(RECORDS PROVIDED Opens)
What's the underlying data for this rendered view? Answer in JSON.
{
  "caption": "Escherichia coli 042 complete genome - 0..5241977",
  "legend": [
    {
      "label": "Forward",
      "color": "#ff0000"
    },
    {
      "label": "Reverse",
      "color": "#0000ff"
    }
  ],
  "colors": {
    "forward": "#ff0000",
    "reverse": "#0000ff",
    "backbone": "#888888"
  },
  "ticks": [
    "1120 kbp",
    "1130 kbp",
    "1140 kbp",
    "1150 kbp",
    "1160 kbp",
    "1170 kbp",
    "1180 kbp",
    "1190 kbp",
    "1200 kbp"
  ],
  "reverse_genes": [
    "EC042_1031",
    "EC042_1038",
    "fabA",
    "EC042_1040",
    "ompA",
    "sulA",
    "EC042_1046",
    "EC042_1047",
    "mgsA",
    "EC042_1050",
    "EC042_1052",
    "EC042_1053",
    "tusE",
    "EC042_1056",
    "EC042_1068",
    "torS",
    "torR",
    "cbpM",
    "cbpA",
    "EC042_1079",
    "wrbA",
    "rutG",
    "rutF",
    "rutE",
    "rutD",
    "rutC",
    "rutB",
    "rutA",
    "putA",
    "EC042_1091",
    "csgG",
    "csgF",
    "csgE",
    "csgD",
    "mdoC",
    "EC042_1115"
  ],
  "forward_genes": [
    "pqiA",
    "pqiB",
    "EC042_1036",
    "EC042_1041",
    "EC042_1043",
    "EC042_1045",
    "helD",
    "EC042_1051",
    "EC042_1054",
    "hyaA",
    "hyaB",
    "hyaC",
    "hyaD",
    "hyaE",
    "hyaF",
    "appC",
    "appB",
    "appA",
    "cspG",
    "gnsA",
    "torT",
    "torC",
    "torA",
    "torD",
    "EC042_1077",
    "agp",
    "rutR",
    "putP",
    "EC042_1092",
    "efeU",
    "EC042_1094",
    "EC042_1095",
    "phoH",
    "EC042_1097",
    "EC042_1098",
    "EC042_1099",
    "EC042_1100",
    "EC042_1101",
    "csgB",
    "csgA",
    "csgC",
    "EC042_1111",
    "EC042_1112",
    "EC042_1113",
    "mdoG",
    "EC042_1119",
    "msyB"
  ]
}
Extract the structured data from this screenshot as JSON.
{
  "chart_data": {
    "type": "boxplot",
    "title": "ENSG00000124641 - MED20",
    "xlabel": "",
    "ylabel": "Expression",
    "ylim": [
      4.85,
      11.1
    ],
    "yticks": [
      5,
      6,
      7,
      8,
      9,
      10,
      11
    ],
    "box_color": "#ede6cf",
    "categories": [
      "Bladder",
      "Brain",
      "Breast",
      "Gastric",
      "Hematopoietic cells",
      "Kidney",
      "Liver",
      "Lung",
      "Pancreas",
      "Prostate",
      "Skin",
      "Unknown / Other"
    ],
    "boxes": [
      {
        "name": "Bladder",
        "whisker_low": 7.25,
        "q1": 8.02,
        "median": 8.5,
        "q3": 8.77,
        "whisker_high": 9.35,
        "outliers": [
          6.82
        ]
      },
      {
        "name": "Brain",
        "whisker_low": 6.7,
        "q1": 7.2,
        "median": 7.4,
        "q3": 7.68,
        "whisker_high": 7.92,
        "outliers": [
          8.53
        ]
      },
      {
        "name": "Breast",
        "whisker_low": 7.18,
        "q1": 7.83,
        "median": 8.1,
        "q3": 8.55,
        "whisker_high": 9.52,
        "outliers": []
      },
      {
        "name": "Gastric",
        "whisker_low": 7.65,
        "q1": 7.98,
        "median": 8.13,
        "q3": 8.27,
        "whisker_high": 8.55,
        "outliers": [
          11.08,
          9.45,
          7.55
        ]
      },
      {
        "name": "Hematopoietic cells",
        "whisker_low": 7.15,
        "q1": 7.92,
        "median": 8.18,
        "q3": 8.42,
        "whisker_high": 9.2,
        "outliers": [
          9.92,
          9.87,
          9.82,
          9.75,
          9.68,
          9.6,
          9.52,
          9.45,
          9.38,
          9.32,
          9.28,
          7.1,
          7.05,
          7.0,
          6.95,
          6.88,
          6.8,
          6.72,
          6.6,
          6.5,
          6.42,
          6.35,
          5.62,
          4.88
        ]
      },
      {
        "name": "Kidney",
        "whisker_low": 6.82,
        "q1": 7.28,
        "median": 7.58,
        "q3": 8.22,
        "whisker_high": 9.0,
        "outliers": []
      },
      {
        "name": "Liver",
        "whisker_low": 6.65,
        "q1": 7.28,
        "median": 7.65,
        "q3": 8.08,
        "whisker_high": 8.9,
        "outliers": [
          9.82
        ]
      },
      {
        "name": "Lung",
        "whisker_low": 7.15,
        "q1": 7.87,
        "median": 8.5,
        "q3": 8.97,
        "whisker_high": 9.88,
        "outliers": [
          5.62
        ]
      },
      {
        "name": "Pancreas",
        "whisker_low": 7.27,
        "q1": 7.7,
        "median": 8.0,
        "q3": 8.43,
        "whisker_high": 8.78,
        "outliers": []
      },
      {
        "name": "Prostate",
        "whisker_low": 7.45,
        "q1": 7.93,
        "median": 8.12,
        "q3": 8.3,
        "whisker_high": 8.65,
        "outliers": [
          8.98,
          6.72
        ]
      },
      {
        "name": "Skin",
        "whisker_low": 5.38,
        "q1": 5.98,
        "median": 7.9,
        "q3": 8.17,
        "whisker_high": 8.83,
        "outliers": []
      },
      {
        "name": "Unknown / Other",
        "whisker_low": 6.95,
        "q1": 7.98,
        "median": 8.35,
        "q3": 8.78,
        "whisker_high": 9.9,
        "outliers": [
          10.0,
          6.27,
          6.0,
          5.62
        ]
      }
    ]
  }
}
(RECORDS PROVIDED Closes)
§ **TASK TO CARRY OUT**: For the records above, restate every line word for word.

§ **WRITTEN RESPONSE**:
What's the underlying data for this rendered view? Answer in JSON.
{
  "caption": "Escherichia coli 042 complete genome - 0..5241977",
  "legend": [
    {
      "label": "Forward",
      "color": "#ff0000"
    },
    {
      "label": "Reverse",
      "color": "#0000ff"
    }
  ],
  "colors": {
    "forward": "#ff0000",
    "reverse": "#0000ff",
    "backbone": "#888888"
  },
  "ticks": [
    "1120 kbp",
    "1130 kbp",
    "1140 kbp",
    "1150 kbp",
    "1160 kbp",
    "1170 kbp",
    "1180 kbp",
    "1190 kbp",
    "1200 kbp"
  ],
  "reverse_genes": [
    "EC042_1031",
    "EC042_1038",
    "fabA",
    "EC042_1040",
    "ompA",
    "sulA",
    "EC042_1046",
    "EC042_1047",
    "mgsA",
    "EC042_1050",
    "EC042_1052",
    "EC042_1053",
    "tusE",
    "EC042_1056",
    "EC042_1068",
    "torS",
    "torR",
    "cbpM",
    "cbpA",
    "EC042_1079",
    "wrbA",
    "rutG",
    "rutF",
    "rutE",
    "rutD",
    "rutC",
    "rutB",
    "rutA",
    "putA",
    "EC042_1091",
    "csgG",
    "csgF",
    "csgE",
    "csgD",
    "mdoC",
    "EC042_1115"
  ],
  "forward_genes": [
    "pqiA",
    "pqiB",
    "EC042_1036",
    "EC042_1041",
    "EC042_1043",
    "EC042_1045",
    "helD",
    "EC042_1051",
    "EC042_1054",
    "hyaA",
    "hyaB",
    "hyaC",
    "hyaD",
    "hyaE",
    "hyaF",
    "appC",
    "appB",
    "appA",
    "cspG",
    "gnsA",
    "torT",
    "torC",
    "torA",
    "torD",
    "EC042_1077",
    "agp",
    "rutR",
    "putP",
    "EC042_1092",
    "efeU",
    "EC042_1094",
    "EC042_1095",
    "phoH",
    "EC042_1097",
    "EC042_1098",
    "EC042_1099",
    "EC042_1100",
    "EC042_1101",
    "csgB",
    "csgA",
    "csgC",
    "EC042_1111",
    "EC042_1112",
    "EC042_1113",
    "mdoG",
    "EC042_1119",
    "msyB"
  ]
}
Extract the structured data from this screenshot as JSON.
{
  "chart_data": {
    "type": "boxplot",
    "title": "ENSG00000124641 - MED20",
    "xlabel": "",
    "ylabel": "Expression",
    "ylim": [
      4.85,
      11.1
    ],
    "yticks": [
      5,
      6,
      7,
      8,
      9,
      10,
      11
    ],
    "box_color": "#ede6cf",
    "categories": [
      "Bladder",
      "Brain",
      "Breast",
      "Gastric",
      "Hematopoietic cells",
      "Kidney",
      "Liver",
      "Lung",
      "Pancreas",
      "Prostate",
      "Skin",
      "Unknown / Other"
    ],
    "boxes": [
      {
        "name": "Bladder",
        "whisker_low": 7.25,
        "q1": 8.02,
        "median": 8.5,
        "q3": 8.77,
        "whisker_high": 9.35,
        "outliers": [
          6.82
        ]
      },
      {
        "name": "Brain",
        "whisker_low": 6.7,
        "q1": 7.2,
        "median": 7.4,
        "q3": 7.68,
        "whisker_high": 7.92,
        "outliers": [
          8.53
        ]
      },
      {
        "name": "Breast",
        "whisker_low": 7.18,
        "q1": 7.83,
        "median": 8.1,
        "q3": 8.55,
        "whisker_high": 9.52,
        "outliers": []
      },
      {
        "name": "Gastric",
        "whisker_low": 7.65,
        "q1": 7.98,
        "median": 8.13,
        "q3": 8.27,
        "whisker_high": 8.55,
        "outliers": [
          11.08,
          9.45,
          7.55
        ]
      },
      {
        "name": "Hematopoietic cells",
        "whisker_low": 7.15,
        "q1": 7.92,
        "median": 8.18,
        "q3": 8.42,
        "whisker_high": 9.2,
        "outliers": [
          9.92,
          9.87,
          9.82,
          9.75,
          9.68,
          9.6,
          9.52,
          9.45,
          9.38,
          9.32,
          9.28,
          7.1,
          7.05,
          7.0,
          6.95,
          6.88,
          6.8,
          6.72,
          6.6,
          6.5,
          6.42,
          6.35,
          5.62,
          4.88
        ]
      },
      {
        "name": "Kidney",
        "whisker_low": 6.82,
        "q1": 7.28,
        "median": 7.58,
        "q3": 8.22,
        "whisker_high": 9.0,
        "outliers": []
      },
      {
        "name": "Liver",
        "whisker_low": 6.65,
        "q1": 7.28,
        "median": 7.65,
        "q3": 8.08,
        "whisker_high": 8.9,
        "outliers": [
          9.82
        ]
      },
      {
        "name": "Lung",
        "whisker_low": 7.15,
        "q1": 7.87,
        "median": 8.5,
        "q3": 8.97,
        "whisker_high": 9.88,
        "outliers": [
          5.62
        ]
      },
      {
        "name": "Pancreas",
        "whisker_low": 7.27,
        "q1": 7.7,
        "median": 8.0,
        "q3": 8.43,
        "whisker_high": 8.78,
        "outliers": []
      },
      {
        "name": "Prostate",
        "whisker_low": 7.45,
        "q1": 7.93,
        "median": 8.12,
        "q3": 8.3,
        "whisker_high": 8.65,
        "outliers": [
          8.98,
          6.72
        ]
      },
      {
        "name": "Skin",
        "whisker_low": 5.38,
        "q1": 5.98,
        "median": 7.9,
        "q3": 8.17,
        "whisker_high": 8.83,
        "outliers": []
      },
      {
        "name": "Unknown / Other",
        "whisker_low": 6.95,
        "q1": 7.98,
        "median": 8.35,
        "q3": 8.78,
        "whisker_high": 9.9,
        "outliers": [
          10.0,
          6.27,
          6.0,
          5.62
        ]
      }
    ]
  }
}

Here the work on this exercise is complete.